_Exercise description_. Look for the string "series" in the lines and copy each line that has it.

_Rows_.
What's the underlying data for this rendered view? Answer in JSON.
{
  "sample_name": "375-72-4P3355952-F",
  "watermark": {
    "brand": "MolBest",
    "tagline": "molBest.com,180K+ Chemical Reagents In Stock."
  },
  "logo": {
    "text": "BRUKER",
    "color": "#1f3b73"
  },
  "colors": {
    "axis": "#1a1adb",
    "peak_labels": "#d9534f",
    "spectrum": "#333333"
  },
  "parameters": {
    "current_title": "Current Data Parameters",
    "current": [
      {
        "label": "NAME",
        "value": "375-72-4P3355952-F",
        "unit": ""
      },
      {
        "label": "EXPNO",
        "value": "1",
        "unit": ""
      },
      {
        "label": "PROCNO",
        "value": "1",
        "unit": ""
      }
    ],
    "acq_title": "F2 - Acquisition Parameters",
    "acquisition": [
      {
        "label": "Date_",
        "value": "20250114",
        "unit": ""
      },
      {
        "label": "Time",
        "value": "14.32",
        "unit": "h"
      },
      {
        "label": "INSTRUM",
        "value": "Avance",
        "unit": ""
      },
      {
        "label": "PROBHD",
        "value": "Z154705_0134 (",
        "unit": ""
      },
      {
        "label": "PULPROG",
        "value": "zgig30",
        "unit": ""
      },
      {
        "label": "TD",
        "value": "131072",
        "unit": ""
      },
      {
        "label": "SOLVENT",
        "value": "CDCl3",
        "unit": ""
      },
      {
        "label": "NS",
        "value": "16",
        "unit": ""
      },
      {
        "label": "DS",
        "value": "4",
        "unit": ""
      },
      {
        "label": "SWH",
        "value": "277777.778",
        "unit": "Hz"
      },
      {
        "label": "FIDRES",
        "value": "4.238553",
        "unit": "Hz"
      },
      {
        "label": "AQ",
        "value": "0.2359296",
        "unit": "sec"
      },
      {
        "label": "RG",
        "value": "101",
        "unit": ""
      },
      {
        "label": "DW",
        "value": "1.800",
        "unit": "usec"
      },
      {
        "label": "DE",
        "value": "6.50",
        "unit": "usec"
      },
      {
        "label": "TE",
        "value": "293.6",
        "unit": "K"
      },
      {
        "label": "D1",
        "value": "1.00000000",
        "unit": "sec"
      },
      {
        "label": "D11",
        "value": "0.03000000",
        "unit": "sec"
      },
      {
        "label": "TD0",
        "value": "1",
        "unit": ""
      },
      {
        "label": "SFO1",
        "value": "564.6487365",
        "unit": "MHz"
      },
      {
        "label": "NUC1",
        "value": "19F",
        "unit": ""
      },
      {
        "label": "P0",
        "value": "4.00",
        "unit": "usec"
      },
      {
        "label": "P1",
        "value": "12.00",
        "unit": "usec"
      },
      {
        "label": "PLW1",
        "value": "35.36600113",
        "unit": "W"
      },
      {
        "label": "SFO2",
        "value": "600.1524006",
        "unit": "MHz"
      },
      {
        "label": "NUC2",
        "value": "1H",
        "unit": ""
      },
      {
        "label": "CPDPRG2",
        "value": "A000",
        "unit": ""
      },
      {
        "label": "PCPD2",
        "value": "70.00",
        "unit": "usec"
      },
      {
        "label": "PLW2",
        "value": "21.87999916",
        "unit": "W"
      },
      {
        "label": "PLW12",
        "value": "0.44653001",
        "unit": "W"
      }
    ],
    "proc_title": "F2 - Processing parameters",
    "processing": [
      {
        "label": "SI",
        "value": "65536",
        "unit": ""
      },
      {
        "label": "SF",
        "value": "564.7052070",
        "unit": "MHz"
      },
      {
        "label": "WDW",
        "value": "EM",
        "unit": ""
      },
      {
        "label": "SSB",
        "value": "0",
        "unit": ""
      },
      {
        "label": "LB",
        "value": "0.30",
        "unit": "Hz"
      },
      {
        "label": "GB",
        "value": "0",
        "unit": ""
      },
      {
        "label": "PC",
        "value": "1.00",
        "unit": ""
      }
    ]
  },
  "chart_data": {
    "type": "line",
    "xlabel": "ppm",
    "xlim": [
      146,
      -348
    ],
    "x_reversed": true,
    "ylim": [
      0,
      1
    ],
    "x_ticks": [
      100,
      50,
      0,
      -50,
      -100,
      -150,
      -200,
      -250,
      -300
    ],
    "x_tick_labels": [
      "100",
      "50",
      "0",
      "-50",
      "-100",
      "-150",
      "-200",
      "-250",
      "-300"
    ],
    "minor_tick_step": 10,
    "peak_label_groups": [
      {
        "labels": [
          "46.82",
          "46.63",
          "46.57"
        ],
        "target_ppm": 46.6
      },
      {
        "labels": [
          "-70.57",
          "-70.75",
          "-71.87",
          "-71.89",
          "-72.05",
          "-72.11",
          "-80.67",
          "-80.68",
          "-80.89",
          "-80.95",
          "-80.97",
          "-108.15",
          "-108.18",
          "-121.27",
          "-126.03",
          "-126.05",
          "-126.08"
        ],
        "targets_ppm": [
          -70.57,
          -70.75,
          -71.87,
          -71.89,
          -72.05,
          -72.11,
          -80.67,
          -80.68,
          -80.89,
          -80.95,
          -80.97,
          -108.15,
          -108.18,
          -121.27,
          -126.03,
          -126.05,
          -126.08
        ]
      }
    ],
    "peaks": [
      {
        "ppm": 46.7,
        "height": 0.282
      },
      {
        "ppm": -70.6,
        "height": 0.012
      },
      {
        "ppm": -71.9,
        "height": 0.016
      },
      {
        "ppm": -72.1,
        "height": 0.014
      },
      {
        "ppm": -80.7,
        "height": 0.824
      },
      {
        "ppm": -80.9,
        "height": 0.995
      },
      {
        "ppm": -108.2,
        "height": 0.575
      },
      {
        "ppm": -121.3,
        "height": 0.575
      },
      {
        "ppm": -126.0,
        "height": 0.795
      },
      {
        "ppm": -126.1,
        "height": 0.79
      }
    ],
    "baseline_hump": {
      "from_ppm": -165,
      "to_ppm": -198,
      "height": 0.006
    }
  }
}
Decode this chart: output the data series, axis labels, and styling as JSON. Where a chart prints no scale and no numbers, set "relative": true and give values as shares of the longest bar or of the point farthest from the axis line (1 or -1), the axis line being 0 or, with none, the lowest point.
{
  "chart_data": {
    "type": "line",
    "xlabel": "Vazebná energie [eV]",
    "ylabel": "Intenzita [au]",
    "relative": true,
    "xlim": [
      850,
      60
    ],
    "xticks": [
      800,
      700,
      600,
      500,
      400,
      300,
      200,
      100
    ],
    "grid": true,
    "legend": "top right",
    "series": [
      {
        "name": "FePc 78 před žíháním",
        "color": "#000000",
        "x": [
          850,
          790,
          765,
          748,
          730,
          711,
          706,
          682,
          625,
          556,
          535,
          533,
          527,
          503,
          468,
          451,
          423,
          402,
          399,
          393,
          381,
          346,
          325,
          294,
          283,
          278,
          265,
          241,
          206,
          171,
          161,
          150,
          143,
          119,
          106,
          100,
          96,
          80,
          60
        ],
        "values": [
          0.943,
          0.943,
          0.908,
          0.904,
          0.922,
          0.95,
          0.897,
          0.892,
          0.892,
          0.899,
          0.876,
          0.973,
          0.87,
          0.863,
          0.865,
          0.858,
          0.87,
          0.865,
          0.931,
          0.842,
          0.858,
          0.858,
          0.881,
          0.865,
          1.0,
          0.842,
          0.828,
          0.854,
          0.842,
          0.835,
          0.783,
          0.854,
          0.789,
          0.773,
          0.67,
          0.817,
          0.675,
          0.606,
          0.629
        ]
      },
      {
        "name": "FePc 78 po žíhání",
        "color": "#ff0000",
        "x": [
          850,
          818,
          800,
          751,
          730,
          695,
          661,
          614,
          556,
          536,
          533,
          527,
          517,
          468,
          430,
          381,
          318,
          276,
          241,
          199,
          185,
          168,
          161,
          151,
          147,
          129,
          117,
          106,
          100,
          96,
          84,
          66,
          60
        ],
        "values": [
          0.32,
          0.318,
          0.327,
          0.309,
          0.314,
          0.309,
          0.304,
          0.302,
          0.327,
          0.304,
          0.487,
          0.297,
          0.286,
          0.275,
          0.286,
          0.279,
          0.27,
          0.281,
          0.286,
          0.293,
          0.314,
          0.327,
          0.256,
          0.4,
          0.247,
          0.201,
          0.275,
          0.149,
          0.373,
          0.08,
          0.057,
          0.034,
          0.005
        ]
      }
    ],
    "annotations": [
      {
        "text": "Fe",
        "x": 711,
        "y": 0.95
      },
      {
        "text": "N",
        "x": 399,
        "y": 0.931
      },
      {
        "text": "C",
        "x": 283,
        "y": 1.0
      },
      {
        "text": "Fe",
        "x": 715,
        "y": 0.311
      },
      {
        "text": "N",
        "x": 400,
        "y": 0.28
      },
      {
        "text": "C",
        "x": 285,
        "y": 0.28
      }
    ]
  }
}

_Solution to the problem_.
Decode this chart: output the data series, axis labels, and styling as JSON. Where a chart prints no scale and no numbers, set "relative": true and give values as shares of the longest bar or of the point farthest from the axis line (1 or -1), the axis line being 0 or, with none, the lowest point.
    "series": [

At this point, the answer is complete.